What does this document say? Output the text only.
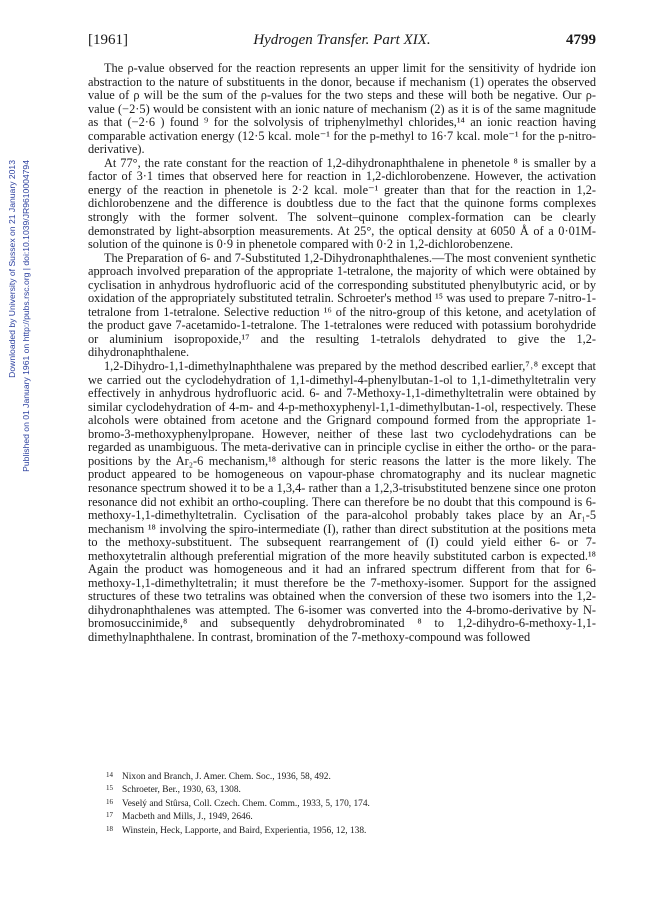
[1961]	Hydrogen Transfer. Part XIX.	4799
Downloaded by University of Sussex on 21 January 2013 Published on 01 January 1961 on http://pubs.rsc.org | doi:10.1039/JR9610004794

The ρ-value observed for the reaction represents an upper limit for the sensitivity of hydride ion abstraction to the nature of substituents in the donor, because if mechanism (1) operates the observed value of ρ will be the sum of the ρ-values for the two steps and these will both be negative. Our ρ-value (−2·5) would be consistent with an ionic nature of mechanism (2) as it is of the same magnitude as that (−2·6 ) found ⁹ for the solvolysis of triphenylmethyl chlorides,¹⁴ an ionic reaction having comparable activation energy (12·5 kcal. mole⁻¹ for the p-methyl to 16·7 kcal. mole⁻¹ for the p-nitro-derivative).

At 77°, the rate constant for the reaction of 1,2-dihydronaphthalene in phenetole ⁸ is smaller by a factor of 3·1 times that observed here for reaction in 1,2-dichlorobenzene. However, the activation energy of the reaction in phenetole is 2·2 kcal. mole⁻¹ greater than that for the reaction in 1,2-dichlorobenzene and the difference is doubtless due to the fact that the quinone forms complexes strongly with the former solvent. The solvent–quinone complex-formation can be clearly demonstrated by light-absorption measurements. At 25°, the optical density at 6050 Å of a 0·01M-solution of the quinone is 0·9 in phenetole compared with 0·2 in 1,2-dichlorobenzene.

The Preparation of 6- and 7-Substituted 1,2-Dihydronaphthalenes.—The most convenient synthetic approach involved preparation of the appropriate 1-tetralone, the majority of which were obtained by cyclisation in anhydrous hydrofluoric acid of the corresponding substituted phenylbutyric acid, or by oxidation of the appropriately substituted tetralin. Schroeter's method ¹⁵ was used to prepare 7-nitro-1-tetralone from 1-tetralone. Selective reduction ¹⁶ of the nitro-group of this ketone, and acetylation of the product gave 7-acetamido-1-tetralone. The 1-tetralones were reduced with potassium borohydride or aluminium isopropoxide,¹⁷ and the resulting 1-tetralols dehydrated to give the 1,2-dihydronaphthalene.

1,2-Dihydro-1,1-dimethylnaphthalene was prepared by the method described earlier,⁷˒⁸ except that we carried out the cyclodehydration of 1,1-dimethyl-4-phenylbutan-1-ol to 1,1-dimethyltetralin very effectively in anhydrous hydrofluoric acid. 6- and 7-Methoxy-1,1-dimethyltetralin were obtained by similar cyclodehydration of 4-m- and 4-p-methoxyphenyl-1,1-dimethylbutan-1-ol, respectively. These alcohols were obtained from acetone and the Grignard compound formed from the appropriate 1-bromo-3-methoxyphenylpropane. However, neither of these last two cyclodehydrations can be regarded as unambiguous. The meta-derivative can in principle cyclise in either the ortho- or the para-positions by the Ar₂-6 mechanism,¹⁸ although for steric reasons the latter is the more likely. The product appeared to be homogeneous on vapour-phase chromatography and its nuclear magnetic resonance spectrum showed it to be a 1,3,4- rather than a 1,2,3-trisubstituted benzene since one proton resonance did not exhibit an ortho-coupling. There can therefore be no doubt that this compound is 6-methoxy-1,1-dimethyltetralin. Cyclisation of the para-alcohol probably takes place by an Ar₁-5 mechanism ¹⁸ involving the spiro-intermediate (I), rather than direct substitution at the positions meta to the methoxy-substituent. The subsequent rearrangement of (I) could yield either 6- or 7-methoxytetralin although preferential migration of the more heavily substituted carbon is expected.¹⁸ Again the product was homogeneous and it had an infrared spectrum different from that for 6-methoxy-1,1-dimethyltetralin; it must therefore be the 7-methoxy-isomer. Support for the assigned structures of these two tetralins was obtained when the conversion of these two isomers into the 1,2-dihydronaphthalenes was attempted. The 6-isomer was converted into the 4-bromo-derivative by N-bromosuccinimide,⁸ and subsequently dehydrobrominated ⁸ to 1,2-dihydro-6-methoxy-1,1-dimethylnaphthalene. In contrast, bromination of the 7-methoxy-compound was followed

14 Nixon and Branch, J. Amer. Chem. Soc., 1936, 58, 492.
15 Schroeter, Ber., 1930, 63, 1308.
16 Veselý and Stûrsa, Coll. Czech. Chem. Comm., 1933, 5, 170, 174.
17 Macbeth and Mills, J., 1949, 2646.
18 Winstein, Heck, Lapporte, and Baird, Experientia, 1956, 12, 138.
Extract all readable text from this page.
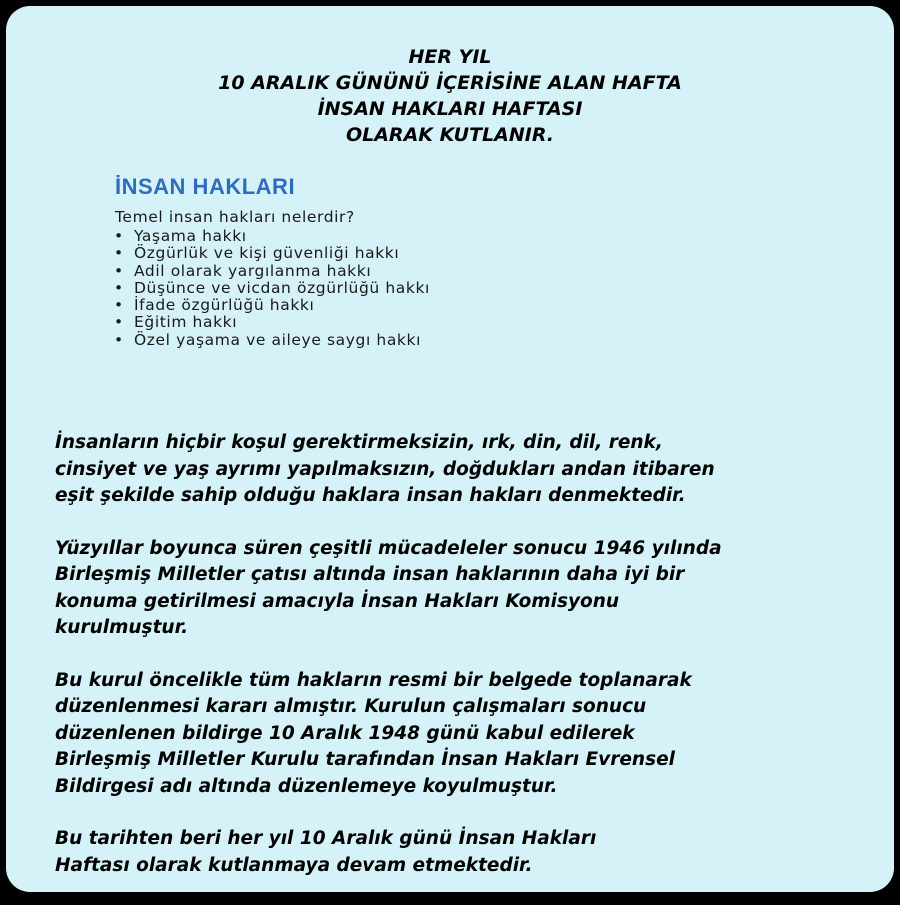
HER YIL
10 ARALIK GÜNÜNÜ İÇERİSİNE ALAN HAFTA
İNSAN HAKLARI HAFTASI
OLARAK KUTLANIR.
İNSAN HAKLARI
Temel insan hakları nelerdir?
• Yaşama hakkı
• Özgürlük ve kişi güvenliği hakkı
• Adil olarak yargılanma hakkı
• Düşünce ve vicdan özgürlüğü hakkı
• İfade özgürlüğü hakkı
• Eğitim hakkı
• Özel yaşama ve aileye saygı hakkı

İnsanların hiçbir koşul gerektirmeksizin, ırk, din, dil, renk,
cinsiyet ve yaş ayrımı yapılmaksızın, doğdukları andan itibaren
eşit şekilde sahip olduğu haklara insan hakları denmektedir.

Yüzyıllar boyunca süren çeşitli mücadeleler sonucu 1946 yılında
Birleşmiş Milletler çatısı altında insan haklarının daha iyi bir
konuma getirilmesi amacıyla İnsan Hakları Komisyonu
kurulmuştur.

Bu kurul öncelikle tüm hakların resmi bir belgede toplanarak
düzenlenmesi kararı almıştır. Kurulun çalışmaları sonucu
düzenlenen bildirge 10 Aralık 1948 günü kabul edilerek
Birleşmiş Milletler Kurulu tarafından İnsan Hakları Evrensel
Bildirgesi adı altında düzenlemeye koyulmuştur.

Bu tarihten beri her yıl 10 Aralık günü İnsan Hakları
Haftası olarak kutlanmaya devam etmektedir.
##########
— Task to complete —
Using the entries above, state how many lines include the word "Schroeter", with no other words.

— Problem solution —
2